▶ _Reading passage_
*****

I told Axl that I had heard David Bowie had apologised to him after the much-publicised fracas at a Guns N’ Roses video-shoot some months before. The story goes that Axl had gotten pissed off with the ageing superstar after he appeared to be getting a little too well acquainted with Axl’s girlfriend, Erin, during an unexpected visit to the set where the Gunners were then making the yet-to-see-the-light-of-day video for ‘It’s So Easy’. The upshot being that Axl reportedly aimed a few well-chosen punches Bowie’s way before having him thrown off the set...
         
'Bowie and I had our differences, he said coolly. ‘And then we went out for dinner and talked and went to the China Club and stuff, you know, and when we left I was like, “I wanna thank you. You're the first person that’s ever come up and said I’m sorry about the situation.” You know I didn’t, like, try to take away any of his dignity or respect - like Rolling Stone saying I’ve no respect for the Godfather of Glam even though I wore make-up in this or that video and dah dah dah...

*****

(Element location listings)
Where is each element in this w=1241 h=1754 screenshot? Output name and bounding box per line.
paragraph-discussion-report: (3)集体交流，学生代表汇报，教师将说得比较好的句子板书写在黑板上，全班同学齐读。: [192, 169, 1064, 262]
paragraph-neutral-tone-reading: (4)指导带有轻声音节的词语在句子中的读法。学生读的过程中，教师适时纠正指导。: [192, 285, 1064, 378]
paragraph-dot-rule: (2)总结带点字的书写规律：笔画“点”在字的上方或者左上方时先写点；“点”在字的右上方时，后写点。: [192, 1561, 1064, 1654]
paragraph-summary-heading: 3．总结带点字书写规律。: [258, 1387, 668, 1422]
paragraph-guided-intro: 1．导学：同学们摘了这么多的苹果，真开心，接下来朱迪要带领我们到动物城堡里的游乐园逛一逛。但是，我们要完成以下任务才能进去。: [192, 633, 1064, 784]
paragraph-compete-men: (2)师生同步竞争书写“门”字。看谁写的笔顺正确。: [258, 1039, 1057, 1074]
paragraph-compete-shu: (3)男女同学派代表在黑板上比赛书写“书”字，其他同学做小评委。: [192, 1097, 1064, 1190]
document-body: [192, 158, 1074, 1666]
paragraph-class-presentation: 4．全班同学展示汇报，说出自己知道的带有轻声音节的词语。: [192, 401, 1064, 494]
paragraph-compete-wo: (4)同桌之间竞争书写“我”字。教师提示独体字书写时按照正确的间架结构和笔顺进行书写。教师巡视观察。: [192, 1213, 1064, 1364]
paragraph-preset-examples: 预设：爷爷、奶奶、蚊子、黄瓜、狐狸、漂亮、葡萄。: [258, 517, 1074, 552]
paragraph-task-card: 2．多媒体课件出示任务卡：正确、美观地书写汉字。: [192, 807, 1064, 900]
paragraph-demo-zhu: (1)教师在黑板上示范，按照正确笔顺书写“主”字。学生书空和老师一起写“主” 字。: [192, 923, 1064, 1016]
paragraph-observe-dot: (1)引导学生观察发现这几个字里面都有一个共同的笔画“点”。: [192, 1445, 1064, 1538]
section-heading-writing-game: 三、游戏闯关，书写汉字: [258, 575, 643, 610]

*****

▶ _Task requirements_
a) In the interview excerpt about Axl and David Bowie, which song's video were the Gunners making when Bowie visited the set?
b) Summarize the interview excerpt about Axl and David Bowie in two sentences.
c) Write out the part of the interview excerpt that opens with the words containing "I told Axl that" and closes with "off the set...", renaming "the Gunners" as "the band".

▶ _Answers per task_
a) 'It's So Easy'

b) The writer tells Axl of hearing that David Bowie apologized to him after a fracas at a Guns N' Roses video shoot, where Axl reportedly threw punches at Bowie and had him thrown off the set for getting too well acquainted with Axl's girlfriend, Erin. Axl says the two had their differences but later went to dinner and the China Club, where he thanked Bowie for being the first person to say sorry about the situation, and he insists he didn't try to take away any of Bowie's dignity or respect.

c)
I told Axl that I had heard David Bowie had apologised to him after the much-publicised fracas at a Guns N’ Roses video-shoot some months before. The story goes that Axl had gotten pissed off with the ageing superstar after he appeared to be getting a little too well acquainted with Axl’s girlfriend, Erin, during an unexpected visit to the set where the band were then making the yet-to-see-the-light-of-day video for ‘It’s So Easy’. The upshot being that Axl reportedly aimed a few well-chosen punches Bowie’s way before having him thrown off the set...